* Goal *
Each line below should be reproduced without any alteration.

=====

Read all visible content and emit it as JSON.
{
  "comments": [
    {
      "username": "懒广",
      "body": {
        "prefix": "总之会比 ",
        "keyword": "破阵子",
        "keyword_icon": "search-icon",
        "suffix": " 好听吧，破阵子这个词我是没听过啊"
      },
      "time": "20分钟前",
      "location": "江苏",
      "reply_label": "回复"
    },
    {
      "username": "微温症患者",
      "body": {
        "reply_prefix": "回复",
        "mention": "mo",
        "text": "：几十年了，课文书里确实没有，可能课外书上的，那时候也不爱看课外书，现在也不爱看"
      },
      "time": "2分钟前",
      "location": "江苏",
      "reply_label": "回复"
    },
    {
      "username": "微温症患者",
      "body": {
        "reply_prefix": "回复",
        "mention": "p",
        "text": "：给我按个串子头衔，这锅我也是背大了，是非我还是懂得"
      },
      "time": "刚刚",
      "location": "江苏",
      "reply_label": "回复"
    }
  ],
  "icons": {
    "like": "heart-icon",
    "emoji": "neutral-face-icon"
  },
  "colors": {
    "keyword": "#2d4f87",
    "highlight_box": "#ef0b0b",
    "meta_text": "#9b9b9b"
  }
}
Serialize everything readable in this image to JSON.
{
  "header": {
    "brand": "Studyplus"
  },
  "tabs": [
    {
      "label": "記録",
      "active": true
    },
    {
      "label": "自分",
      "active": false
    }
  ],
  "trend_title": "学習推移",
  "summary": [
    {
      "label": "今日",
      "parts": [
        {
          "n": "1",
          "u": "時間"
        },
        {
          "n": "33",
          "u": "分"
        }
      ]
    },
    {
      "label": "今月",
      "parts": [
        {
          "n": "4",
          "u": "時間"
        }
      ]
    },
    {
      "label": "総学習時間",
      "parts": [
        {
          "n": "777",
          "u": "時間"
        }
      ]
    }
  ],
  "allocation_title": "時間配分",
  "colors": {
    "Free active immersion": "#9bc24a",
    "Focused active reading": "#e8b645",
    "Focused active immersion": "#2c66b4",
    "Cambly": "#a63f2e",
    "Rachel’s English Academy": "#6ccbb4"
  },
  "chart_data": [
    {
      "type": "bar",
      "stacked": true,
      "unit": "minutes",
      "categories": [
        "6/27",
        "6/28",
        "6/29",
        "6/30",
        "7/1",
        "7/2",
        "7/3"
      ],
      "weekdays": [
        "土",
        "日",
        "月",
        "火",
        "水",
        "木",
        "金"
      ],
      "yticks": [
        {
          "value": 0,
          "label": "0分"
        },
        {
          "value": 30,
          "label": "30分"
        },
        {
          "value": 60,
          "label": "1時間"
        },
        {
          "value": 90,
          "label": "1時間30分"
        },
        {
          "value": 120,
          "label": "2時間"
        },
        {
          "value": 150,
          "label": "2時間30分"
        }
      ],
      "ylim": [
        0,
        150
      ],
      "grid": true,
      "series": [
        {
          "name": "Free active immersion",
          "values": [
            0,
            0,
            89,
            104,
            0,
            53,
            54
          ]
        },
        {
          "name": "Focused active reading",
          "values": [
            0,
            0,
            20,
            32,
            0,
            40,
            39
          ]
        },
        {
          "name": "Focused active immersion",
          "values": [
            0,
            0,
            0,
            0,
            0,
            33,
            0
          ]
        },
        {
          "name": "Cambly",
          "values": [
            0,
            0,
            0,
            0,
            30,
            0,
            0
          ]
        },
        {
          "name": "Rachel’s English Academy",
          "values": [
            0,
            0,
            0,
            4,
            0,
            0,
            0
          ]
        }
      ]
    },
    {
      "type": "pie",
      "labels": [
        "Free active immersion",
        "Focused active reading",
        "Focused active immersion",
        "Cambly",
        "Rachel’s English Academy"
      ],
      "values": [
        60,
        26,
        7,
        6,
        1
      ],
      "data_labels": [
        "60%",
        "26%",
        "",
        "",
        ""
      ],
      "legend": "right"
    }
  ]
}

=====

* Result of this exercise *
Read all visible content and emit it as JSON.
{
  "comments": [
    {
      "username": "懒广",
      "body": {
        "prefix": "总之会比 ",
        "keyword": "破阵子",
        "keyword_icon": "search-icon",
        "suffix": " 好听吧，破阵子这个词我是没听过啊"
      },
      "time": "20分钟前",
      "location": "江苏",
      "reply_label": "回复"
    },
    {
      "username": "微温症患者",
      "body": {
        "reply_prefix": "回复",
        "mention": "mo",
        "text": "：几十年了，课文书里确实没有，可能课外书上的，那时候也不爱看课外书，现在也不爱看"
      },
      "time": "2分钟前",
      "location": "江苏",
      "reply_label": "回复"
    },
    {
      "username": "微温症患者",
      "body": {
        "reply_prefix": "回复",
        "mention": "p",
        "text": "：给我按个串子头衔，这锅我也是背大了，是非我还是懂得"
      },
      "time": "刚刚",
      "location": "江苏",
      "reply_label": "回复"
    }
  ],
  "icons": {
    "like": "heart-icon",
    "emoji": "neutral-face-icon"
  },
  "colors": {
    "keyword": "#2d4f87",
    "highlight_box": "#ef0b0b",
    "meta_text": "#9b9b9b"
  }
}
Serialize everything readable in this image to JSON.
{
  "header": {
    "brand": "Studyplus"
  },
  "tabs": [
    {
      "label": "記録",
      "active": true
    },
    {
      "label": "自分",
      "active": false
    }
  ],
  "trend_title": "学習推移",
  "summary": [
    {
      "label": "今日",
      "parts": [
        {
          "n": "1",
          "u": "時間"
        },
        {
          "n": "33",
          "u": "分"
        }
      ]
    },
    {
      "label": "今月",
      "parts": [
        {
          "n": "4",
          "u": "時間"
        }
      ]
    },
    {
      "label": "総学習時間",
      "parts": [
        {
          "n": "777",
          "u": "時間"
        }
      ]
    }
  ],
  "allocation_title": "時間配分",
  "colors": {
    "Free active immersion": "#9bc24a",
    "Focused active reading": "#e8b645",
    "Focused active immersion": "#2c66b4",
    "Cambly": "#a63f2e",
    "Rachel’s English Academy": "#6ccbb4"
  },
  "chart_data": [
    {
      "type": "bar",
      "stacked": true,
      "unit": "minutes",
      "categories": [
        "6/27",
        "6/28",
        "6/29",
        "6/30",
        "7/1",
        "7/2",
        "7/3"
      ],
      "weekdays": [
        "土",
        "日",
        "月",
        "火",
        "水",
        "木",
        "金"
      ],
      "yticks": [
        {
          "value": 0,
          "label": "0分"
        },
        {
          "value": 30,
          "label": "30分"
        },
        {
          "value": 60,
          "label": "1時間"
        },
        {
          "value": 90,
          "label": "1時間30分"
        },
        {
          "value": 120,
          "label": "2時間"
        },
        {
          "value": 150,
          "label": "2時間30分"
        }
      ],
      "ylim": [
        0,
        150
      ],
      "grid": true,
      "series": [
        {
          "name": "Free active immersion",
          "values": [
            0,
            0,
            89,
            104,
            0,
            53,
            54
          ]
        },
        {
          "name": "Focused active reading",
          "values": [
            0,
            0,
            20,
            32,
            0,
            40,
            39
          ]
        },
        {
          "name": "Focused active immersion",
          "values": [
            0,
            0,
            0,
            0,
            0,
            33,
            0
          ]
        },
        {
          "name": "Cambly",
          "values": [
            0,
            0,
            0,
            0,
            30,
            0,
            0
          ]
        },
        {
          "name": "Rachel’s English Academy",
          "values": [
            0,
            0,
            0,
            4,
            0,
            0,
            0
          ]
        }
      ]
    },
    {
      "type": "pie",
      "labels": [
        "Free active immersion",
        "Focused active reading",
        "Focused active immersion",
        "Cambly",
        "Rachel’s English Academy"
      ],
      "values": [
        60,
        26,
        7,
        6,
        1
      ],
      "data_labels": [
        "60%",
        "26%",
        "",
        "",
        ""
      ],
      "legend": "right"
    }
  ]
}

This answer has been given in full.